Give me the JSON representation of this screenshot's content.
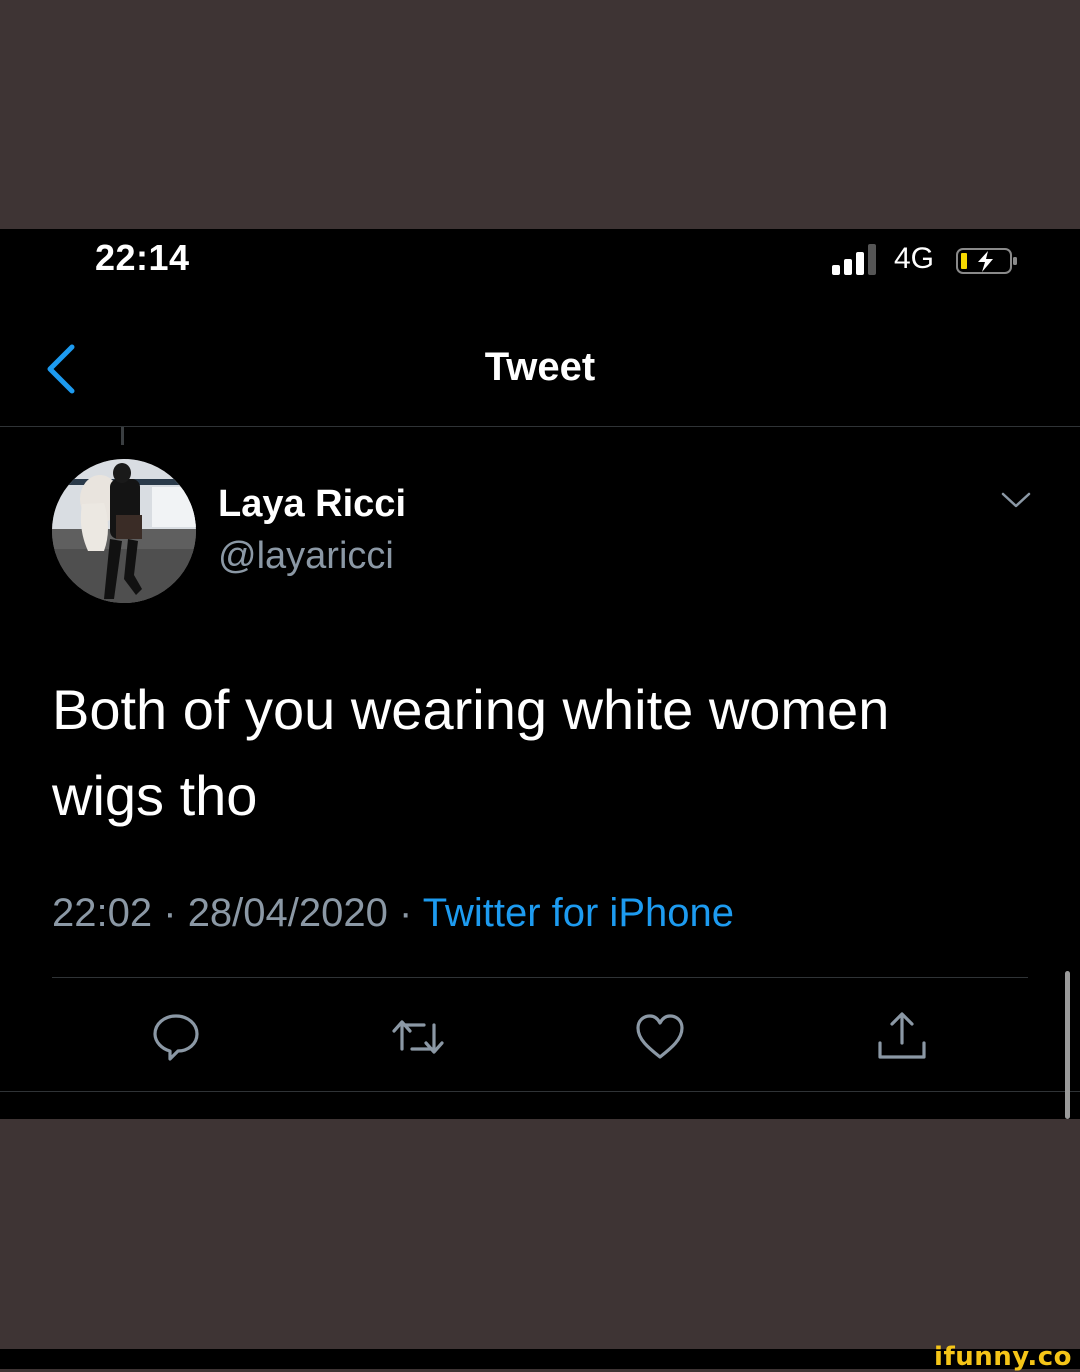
{
  "status_bar": {
    "time": "22:14",
    "network": "4G"
  },
  "nav": {
    "title": "Tweet"
  },
  "tweet": {
    "author_name": "Laya Ricci",
    "author_handle": "@layaricci",
    "text": "Both of you wearing white women wigs tho",
    "time": "22:02",
    "separator": "·",
    "date": "28/04/2020",
    "source": "Twitter for iPhone"
  },
  "actions": [
    "reply-icon",
    "retweet-icon",
    "like-icon",
    "share-icon"
  ],
  "watermark": "ifunny.co",
  "colors": {
    "accent": "#1d9bf0",
    "secondary_text": "#8b98a5",
    "background": "#000000",
    "outer": "#3e3434"
  }
}
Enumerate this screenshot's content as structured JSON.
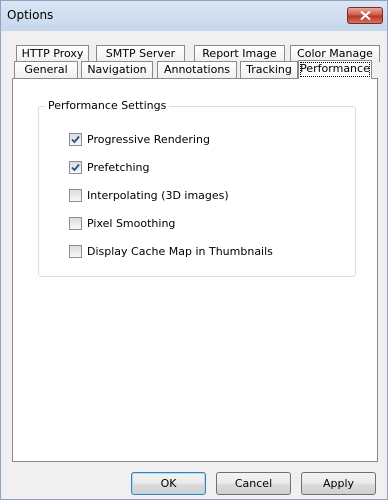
{
  "window": {
    "title": "Options"
  },
  "tabs": {
    "row1": [
      "HTTP Proxy",
      "SMTP Server",
      "Report Image",
      "Color Manage"
    ],
    "row2": [
      "General",
      "Navigation",
      "Annotations",
      "Tracking",
      "Performance"
    ],
    "active": "Performance"
  },
  "performance": {
    "group_title": "Performance Settings",
    "options": [
      {
        "label": "Progressive Rendering",
        "checked": true
      },
      {
        "label": "Prefetching",
        "checked": true
      },
      {
        "label": "Interpolating (3D images)",
        "checked": false
      },
      {
        "label": "Pixel Smoothing",
        "checked": false
      },
      {
        "label": "Display Cache Map in Thumbnails",
        "checked": false
      }
    ]
  },
  "buttons": {
    "ok": "OK",
    "cancel": "Cancel",
    "apply": "Apply"
  },
  "icons": {
    "close": "close-icon",
    "check": "checkmark-icon"
  },
  "colors": {
    "close_button": "#c75543",
    "check_mark": "#2a4f9c"
  }
}
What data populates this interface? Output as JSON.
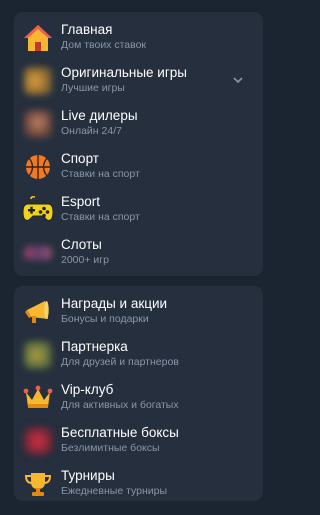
{
  "menu_main": [
    {
      "title": "Главная",
      "subtitle": "Дом твоих ставок",
      "icon": "home-icon"
    },
    {
      "title": "Оригинальные игры",
      "subtitle": "Лучшие игры",
      "icon": "original-games-icon"
    },
    {
      "title": "Live дилеры",
      "subtitle": "Онлайн 24/7",
      "icon": "live-dealers-icon"
    },
    {
      "title": "Спорт",
      "subtitle": "Ставки на спорт",
      "icon": "basketball-icon"
    },
    {
      "title": "Esport",
      "subtitle": "Ставки на спорт",
      "icon": "gamepad-icon"
    },
    {
      "title": "Слоты",
      "subtitle": "2000+ игр",
      "icon": "slots-icon"
    }
  ],
  "menu_extra": [
    {
      "title": "Награды и акции",
      "subtitle": "Бонусы и подарки",
      "icon": "megaphone-icon"
    },
    {
      "title": "Партнерка",
      "subtitle": "Для друзей и партнеров",
      "icon": "partner-icon"
    },
    {
      "title": "Vip-клуб",
      "subtitle": "Для активных и богатых",
      "icon": "crown-icon"
    },
    {
      "title": "Бесплатные боксы",
      "subtitle": "Безлимитные боксы",
      "icon": "gift-box-icon"
    },
    {
      "title": "Турниры",
      "subtitle": "Ежедневные турниры",
      "icon": "trophy-icon"
    }
  ],
  "expand_icon": "chevron-down-icon"
}
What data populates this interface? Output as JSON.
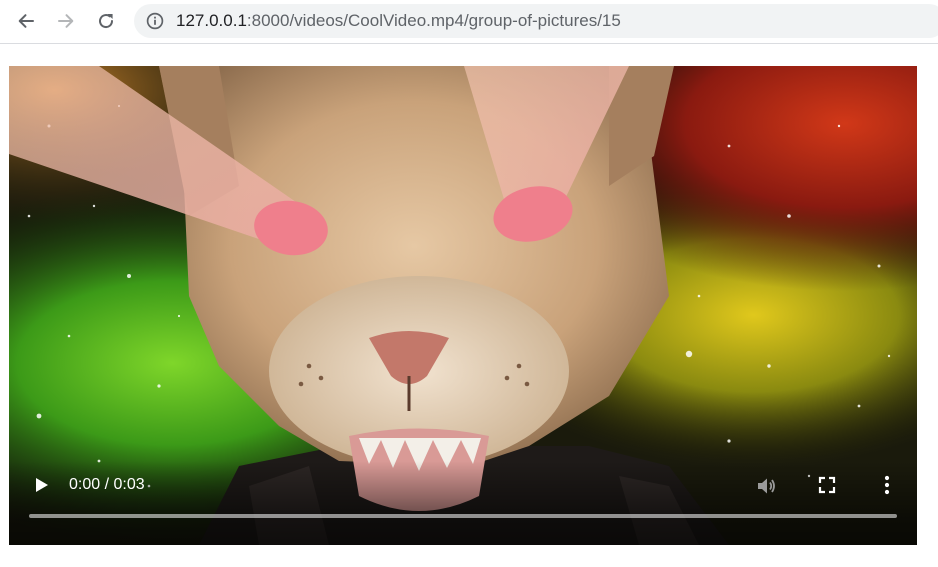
{
  "browser": {
    "icons": {
      "back": "arrow-left-icon",
      "forward": "arrow-right-icon",
      "reload": "reload-icon",
      "site_info": "info-icon"
    },
    "url": {
      "host": "127.0.0.1",
      "path": ":8000/videos/CoolVideo.mp4/group-of-pictures/15"
    }
  },
  "video": {
    "current_time": "0:00",
    "separator": " / ",
    "duration": "0:03",
    "progress": 0.0,
    "controls": {
      "play": "play-icon",
      "volume": "volume-icon",
      "fullscreen": "fullscreen-icon",
      "more": "more-vertical-icon"
    }
  },
  "colors": {
    "toolbar_bg": "#ffffff",
    "omnibox_bg": "#f1f3f4",
    "icon": "#5f6368",
    "text": "#202124"
  }
}
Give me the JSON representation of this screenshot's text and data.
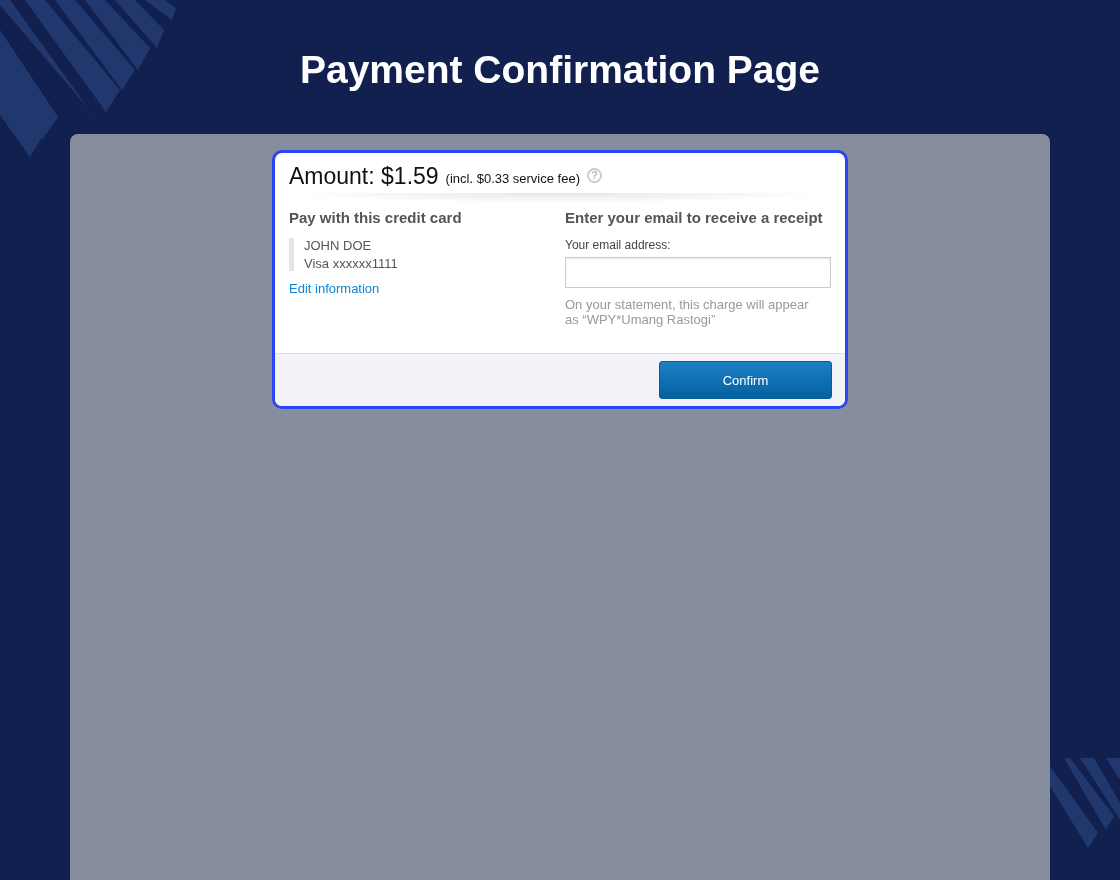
{
  "page_title": "Payment Confirmation Page",
  "amount": {
    "label": "Amount: $1.59",
    "fee": "(incl. $0.33 service fee)",
    "help": "?"
  },
  "card_section": {
    "heading": "Pay with this credit card",
    "holder": "JOHN DOE",
    "card": "Visa xxxxxx1111",
    "edit_link": "Edit information"
  },
  "email_section": {
    "heading": "Enter your email to receive a receipt",
    "field_label": "Your email address:",
    "note": "On your statement, this charge will appear as “WPY*Umang Rastogi”"
  },
  "buttons": [
    "Confirm"
  ]
}
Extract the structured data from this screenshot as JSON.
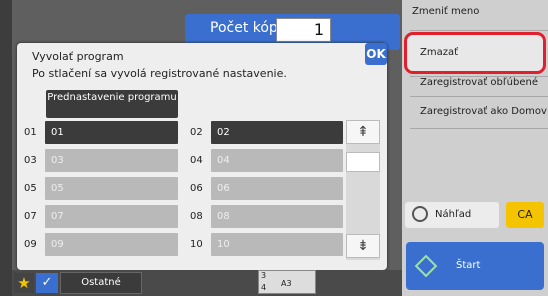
{
  "header": {
    "copies_label": "Počet kópií",
    "copies_value": "1"
  },
  "right_panel": {
    "items": [
      "Zmeniť meno",
      "Zmazať",
      "Zaregistrovať obľúbené",
      "Zaregistrovať ako Domov"
    ],
    "preview_label": "Náhľad",
    "ca_label": "CA",
    "start_label": "Štart"
  },
  "dialog": {
    "title": "Vyvolať program",
    "subtitle": "Po stlačení sa vyvolá registrované nastavenie.",
    "ok_label": "OK",
    "preset_button": "Prednastavenie programu",
    "slots": [
      {
        "num": "01",
        "label": "01",
        "registered": true
      },
      {
        "num": "02",
        "label": "02",
        "registered": true
      },
      {
        "num": "03",
        "label": "03",
        "registered": false
      },
      {
        "num": "04",
        "label": "04",
        "registered": false
      },
      {
        "num": "05",
        "label": "05",
        "registered": false
      },
      {
        "num": "06",
        "label": "06",
        "registered": false
      },
      {
        "num": "07",
        "label": "07",
        "registered": false
      },
      {
        "num": "08",
        "label": "08",
        "registered": false
      },
      {
        "num": "09",
        "label": "09",
        "registered": false
      },
      {
        "num": "10",
        "label": "10",
        "registered": false
      }
    ]
  },
  "bottom_bar": {
    "other_label": "Ostatné",
    "paper_label": "A3",
    "tray_numbers": [
      "3",
      "4"
    ]
  },
  "colors": {
    "accent": "#3a6fd0",
    "highlight": "#e0202c",
    "ca": "#f5c400"
  }
}
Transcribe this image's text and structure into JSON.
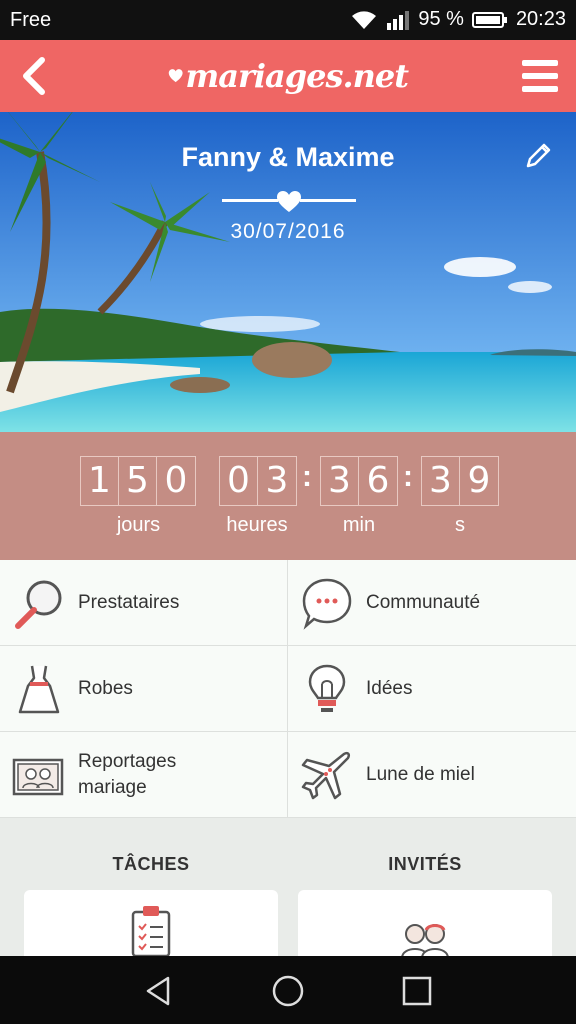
{
  "status_bar": {
    "carrier": "Free",
    "battery": "95 %",
    "time": "20:23"
  },
  "header": {
    "brand": "mariages.net"
  },
  "hero": {
    "couple": "Fanny & Maxime",
    "date": "30/07/2016"
  },
  "countdown": {
    "days": [
      "1",
      "5",
      "0"
    ],
    "hours": [
      "0",
      "3"
    ],
    "minutes": [
      "3",
      "6"
    ],
    "seconds": [
      "3",
      "9"
    ],
    "labels": {
      "days": "jours",
      "hours": "heures",
      "minutes": "min",
      "seconds": "s"
    }
  },
  "menu": {
    "prestataires": "Prestataires",
    "communaute": "Communauté",
    "robes": "Robes",
    "idees": "Idées",
    "reportages_1": "Reportages",
    "reportages_2": "mariage",
    "lune": "Lune de miel"
  },
  "sections": {
    "taches": "TÂCHES",
    "invites": "INVITÉS"
  },
  "colors": {
    "header": "#ef6664",
    "countdown": "#c48d84",
    "accent": "#e05a58"
  }
}
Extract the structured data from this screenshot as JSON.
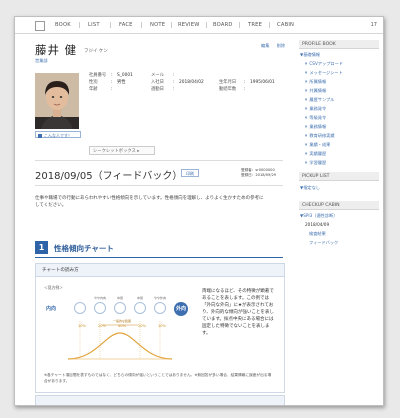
{
  "nav": {
    "items": [
      "BOOK",
      "LIST",
      "FACE",
      "NOTE",
      "REVIEW",
      "BOARD",
      "TREE",
      "CABIN"
    ],
    "page_num": "17"
  },
  "profile": {
    "name": "藤井 健",
    "kana": "フジイ ケン",
    "dept": "営業部",
    "top_links": [
      "編集",
      "削除"
    ],
    "photo_caption": "こんな人です！",
    "info_left_keys": [
      "社員番号",
      "性別",
      "年齢"
    ],
    "info_left_vals": [
      "S_0001",
      "男性",
      ""
    ],
    "info_mid_keys": [
      "メール",
      "入社日",
      "週勤日"
    ],
    "info_mid_vals": [
      "",
      "2018/04/02",
      ""
    ],
    "info_right_keys": [
      "",
      "生年月日",
      "勤続年数"
    ],
    "info_right_vals": [
      "",
      "1995/06/01",
      ""
    ],
    "secret_label": "シークレットボックス ▸"
  },
  "report": {
    "title": "2018/09/05（フィードバック）",
    "print_label": "印刷",
    "meta": [
      "登録者：sr0000000",
      "登録日：2018/09/29"
    ],
    "intro": "仕事や職場での行動にあらわれやすい性格傾向を示しています。性格傾向を理解し、よりよく生かすための参考にしてください。"
  },
  "section": {
    "num": "1",
    "title": "性格傾向チャート"
  },
  "chart": {
    "head": "チャートの読み方",
    "sub": "＜見方例＞",
    "left_pole": "内向",
    "right_pole": "外向",
    "circle_labels": [
      "やや内向",
      "中間",
      "中間",
      "やや外向"
    ],
    "percent_labels": [
      "10%",
      "20%",
      "40%",
      "20%",
      "10%"
    ],
    "range_label": "一般的な範囲",
    "selected_index": 4,
    "desc": "両端になるほど、その特徴が顕著であることを表します。この例では「外向な外向」に★が表示されており、外向的な傾向が強いことを表しています。採点中央にある場合には固定した特徴でないことを表します。",
    "note": "※各チャート項目間を表すものではなく、どちらの傾向が強いということではありません。※無回答が多い場合、結果情報に誤差が出る場合があります。"
  },
  "sidebar": {
    "profile_book": "PROFILE BOOK",
    "group1": "▼基礎情報",
    "items": [
      "CSVアップロード",
      "メッセージシート",
      "所属情報",
      "共属情報",
      "履歴サンプル",
      "業務発令",
      "等級発令",
      "業務情報",
      "教育研修実績",
      "業績・成果",
      "実績履歴",
      "学習履歴"
    ],
    "pickup": "PICKUP LIST",
    "pickup_group": "▼指定なし",
    "checkup": "CHECKUP CABIN",
    "checkup_group": "▼SPI3（適性診断）",
    "checkup_date": "2018/04/09",
    "checkup_links": [
      "検査結果",
      "フィードバック"
    ]
  }
}
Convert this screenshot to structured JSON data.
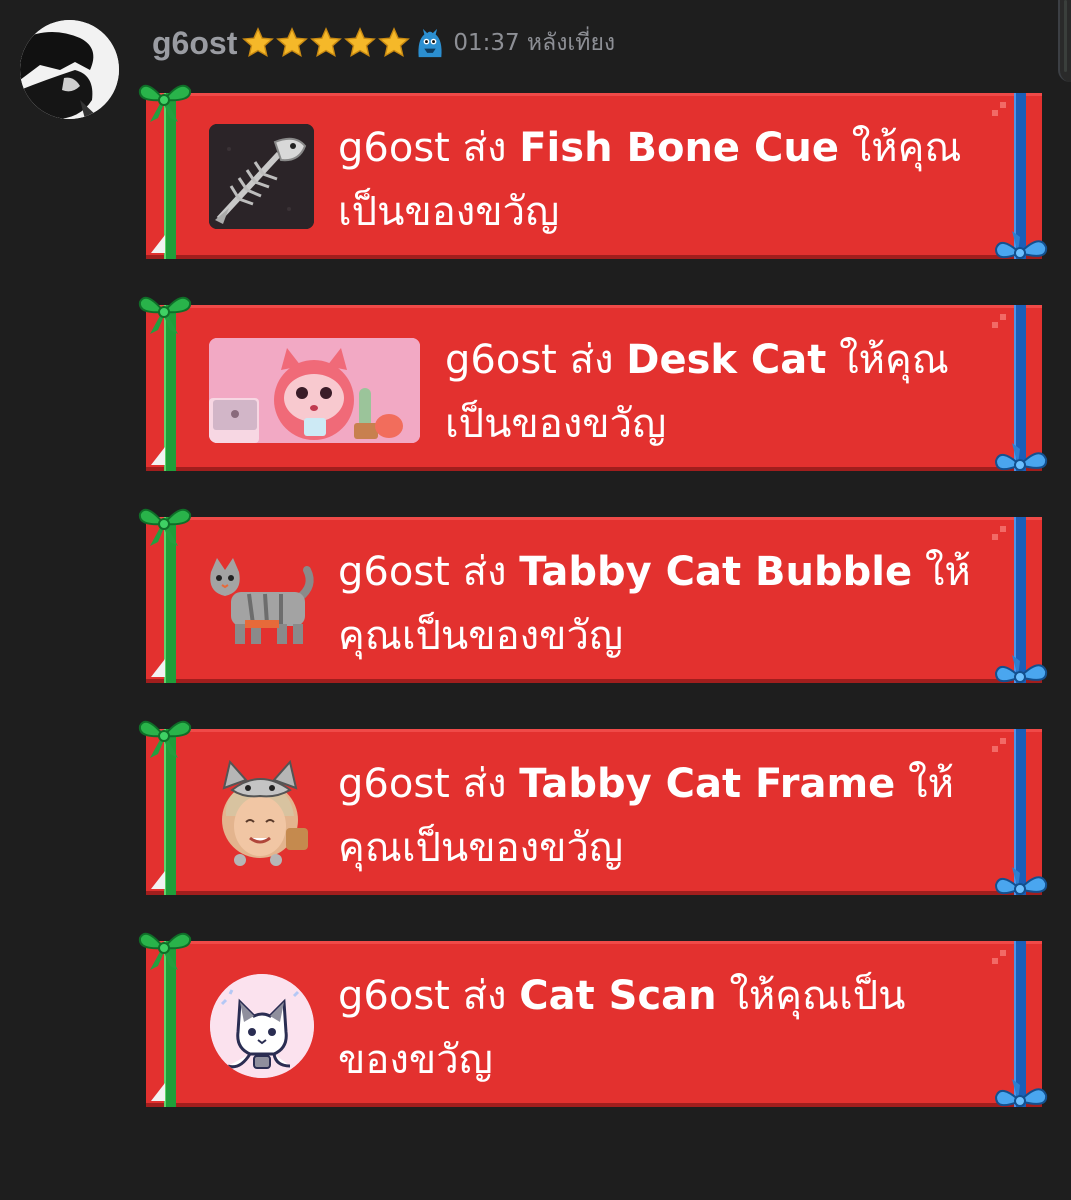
{
  "message": {
    "username": "g6ost",
    "star_count": 5,
    "badge_icon": "blue-monster-badge-icon",
    "timestamp": "01:37 หลังเที่ยง"
  },
  "colors": {
    "background": "#1e1e1e",
    "gift_red": "#e3312f",
    "ribbon_green": "#1f9e3a",
    "ribbon_blue": "#1b5fb8",
    "username": "#9a9ca2",
    "star": "#f5b829"
  },
  "gifts": [
    {
      "sender": "g6ost",
      "verb": "ส่ง",
      "item": "Fish Bone Cue",
      "line1_tail": "ให้คุณ",
      "line2": "เป็นของขวัญ",
      "thumb_icon": "fish-bone-cue-icon"
    },
    {
      "sender": "g6ost",
      "verb": "ส่ง",
      "item": "Desk Cat",
      "line1_tail": "ให้คุณ",
      "line2": "เป็นของขวัญ",
      "thumb_icon": "desk-cat-icon"
    },
    {
      "sender": "g6ost",
      "verb": "ส่ง",
      "item": "Tabby Cat Bubble",
      "line1_tail": "ให้",
      "line2": "คุณเป็นของขวัญ",
      "thumb_icon": "tabby-cat-icon"
    },
    {
      "sender": "g6ost",
      "verb": "ส่ง",
      "item": "Tabby Cat Frame",
      "line1_tail": "ให้",
      "line2": "คุณเป็นของขวัญ",
      "thumb_icon": "tabby-cat-frame-icon"
    },
    {
      "sender": "g6ost",
      "verb": "ส่ง",
      "item": "Cat Scan",
      "line1_tail": "ให้คุณเป็น",
      "line2": "ของขวัญ",
      "thumb_icon": "cat-scan-icon"
    }
  ]
}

* _TASK DIRECTIONS_: Scan the lines above for "background", then copy every one that has it.

* _SOLUTION FOR THIS PROBLEM_:
    "background": "#000000",
    "background": "#1e1e1e",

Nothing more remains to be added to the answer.